Data listing:
+++++

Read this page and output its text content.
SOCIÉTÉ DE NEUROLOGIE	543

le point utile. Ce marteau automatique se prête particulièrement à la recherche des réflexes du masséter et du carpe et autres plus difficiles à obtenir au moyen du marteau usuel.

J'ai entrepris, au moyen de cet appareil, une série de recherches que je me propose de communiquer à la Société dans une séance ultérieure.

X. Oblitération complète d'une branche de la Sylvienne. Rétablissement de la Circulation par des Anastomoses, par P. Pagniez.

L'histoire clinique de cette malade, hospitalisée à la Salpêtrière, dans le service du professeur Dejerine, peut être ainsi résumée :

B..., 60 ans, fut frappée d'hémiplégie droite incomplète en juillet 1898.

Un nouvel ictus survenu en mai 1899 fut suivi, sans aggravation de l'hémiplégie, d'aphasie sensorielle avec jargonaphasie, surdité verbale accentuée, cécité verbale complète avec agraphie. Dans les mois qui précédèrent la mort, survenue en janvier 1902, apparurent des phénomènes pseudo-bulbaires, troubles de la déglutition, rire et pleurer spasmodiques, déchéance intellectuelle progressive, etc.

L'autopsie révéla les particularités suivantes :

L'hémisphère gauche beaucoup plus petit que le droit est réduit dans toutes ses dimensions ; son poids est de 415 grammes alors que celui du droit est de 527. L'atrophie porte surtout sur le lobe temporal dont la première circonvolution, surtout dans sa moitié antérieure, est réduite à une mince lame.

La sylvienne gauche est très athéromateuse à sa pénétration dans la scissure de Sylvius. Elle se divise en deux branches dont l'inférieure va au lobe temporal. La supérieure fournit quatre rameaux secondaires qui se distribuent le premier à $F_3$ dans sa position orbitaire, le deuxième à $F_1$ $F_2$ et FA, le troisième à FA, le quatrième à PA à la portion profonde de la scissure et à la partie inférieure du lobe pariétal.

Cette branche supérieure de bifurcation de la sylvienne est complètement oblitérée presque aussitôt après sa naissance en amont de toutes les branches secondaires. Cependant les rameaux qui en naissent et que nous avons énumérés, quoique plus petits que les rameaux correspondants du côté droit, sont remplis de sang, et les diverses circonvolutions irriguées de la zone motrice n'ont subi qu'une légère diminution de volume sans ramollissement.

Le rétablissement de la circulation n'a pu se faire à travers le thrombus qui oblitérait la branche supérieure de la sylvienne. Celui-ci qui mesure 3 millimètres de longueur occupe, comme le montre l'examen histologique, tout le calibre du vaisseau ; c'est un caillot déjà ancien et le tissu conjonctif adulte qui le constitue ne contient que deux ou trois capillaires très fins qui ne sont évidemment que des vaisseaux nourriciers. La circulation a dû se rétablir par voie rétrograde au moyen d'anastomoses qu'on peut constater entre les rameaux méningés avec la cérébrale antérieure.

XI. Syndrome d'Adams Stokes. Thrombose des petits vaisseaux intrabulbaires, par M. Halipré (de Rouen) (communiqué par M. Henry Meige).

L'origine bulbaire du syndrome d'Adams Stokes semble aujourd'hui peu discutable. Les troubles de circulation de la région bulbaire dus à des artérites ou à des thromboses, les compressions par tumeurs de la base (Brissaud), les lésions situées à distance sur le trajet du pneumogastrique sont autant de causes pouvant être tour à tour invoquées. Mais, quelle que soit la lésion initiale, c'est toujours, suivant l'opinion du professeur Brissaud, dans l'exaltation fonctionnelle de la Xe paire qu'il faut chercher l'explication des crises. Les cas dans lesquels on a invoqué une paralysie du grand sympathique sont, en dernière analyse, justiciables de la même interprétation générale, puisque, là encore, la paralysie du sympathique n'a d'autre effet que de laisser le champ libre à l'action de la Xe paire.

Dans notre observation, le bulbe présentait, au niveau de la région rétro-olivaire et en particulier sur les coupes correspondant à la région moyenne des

+++++

▸ **Task statement**
Search the lines above for the string "hémiplégie", then show every one that has it.

▸ **Solution**
B..., 60 ans, fut frappée d'hémiplégie droite incomplète en juillet 1898.
Un nouvel ictus survenu en mai 1899 fut suivi, sans aggravation de l'hémiplégie, d'aphasie sensorielle avec jargonaphasie, surdité verbale accentuée, cécité verbale complète avec agraphie. Dans les mois qui précédèrent la mort, survenue en janvier 1902, apparurent des phénomènes pseudo-bulbaires, troubles de la déglutition, rire et pleurer spasmodiques, déchéance intellectuelle progressive, etc.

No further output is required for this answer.